***** Provided entries

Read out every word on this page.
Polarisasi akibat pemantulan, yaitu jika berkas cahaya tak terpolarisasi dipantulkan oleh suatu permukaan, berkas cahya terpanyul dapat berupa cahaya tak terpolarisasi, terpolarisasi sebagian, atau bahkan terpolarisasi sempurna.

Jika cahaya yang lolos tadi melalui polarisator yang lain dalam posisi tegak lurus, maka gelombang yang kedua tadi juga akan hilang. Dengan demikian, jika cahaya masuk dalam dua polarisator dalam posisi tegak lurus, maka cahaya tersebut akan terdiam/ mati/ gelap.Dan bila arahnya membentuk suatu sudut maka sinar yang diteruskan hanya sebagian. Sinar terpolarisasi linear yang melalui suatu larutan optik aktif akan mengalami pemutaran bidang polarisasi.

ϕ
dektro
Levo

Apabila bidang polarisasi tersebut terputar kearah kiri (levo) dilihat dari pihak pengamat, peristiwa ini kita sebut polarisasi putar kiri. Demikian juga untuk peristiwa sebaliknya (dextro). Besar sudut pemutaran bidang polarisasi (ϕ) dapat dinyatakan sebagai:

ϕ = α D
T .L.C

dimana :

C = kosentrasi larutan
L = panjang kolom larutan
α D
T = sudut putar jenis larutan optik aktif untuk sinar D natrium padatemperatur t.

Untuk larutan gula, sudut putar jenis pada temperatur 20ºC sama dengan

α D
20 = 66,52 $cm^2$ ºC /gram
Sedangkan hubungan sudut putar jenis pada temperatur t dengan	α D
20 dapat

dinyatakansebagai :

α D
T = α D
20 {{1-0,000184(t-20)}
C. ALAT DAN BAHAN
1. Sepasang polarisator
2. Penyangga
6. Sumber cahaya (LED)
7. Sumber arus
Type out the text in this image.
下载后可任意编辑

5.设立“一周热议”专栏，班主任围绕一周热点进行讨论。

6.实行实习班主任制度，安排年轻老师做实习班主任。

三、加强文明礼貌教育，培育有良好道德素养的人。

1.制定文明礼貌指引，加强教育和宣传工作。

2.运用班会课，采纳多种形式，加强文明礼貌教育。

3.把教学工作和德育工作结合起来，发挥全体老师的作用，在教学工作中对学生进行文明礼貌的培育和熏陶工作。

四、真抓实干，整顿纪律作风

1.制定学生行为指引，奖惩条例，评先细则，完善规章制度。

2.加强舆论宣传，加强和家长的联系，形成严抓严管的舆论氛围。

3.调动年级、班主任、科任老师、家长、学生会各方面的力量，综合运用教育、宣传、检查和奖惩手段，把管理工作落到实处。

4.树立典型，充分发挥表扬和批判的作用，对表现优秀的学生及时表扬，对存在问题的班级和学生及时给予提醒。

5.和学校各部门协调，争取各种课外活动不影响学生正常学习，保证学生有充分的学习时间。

**********

» **What to work on**
Look through the data above. Each line containing the word "sinar" needs to be copied.

» **Answer to the exercise**
Jika cahaya yang lolos tadi melalui polarisator yang lain dalam posisi tegak lurus, maka gelombang yang kedua tadi juga akan hilang. Dengan demikian, jika cahaya masuk dalam dua polarisator dalam posisi tegak lurus, maka cahaya tersebut akan terdiam/ mati/ gelap.Dan bila arahnya membentuk suatu sudut maka sinar yang diteruskan hanya sebagian. Sinar terpolarisasi linear yang melalui suatu larutan optik aktif akan mengalami pemutaran bidang polarisasi.
T = sudut putar jenis larutan optik aktif untuk sinar D natrium padatemperatur t.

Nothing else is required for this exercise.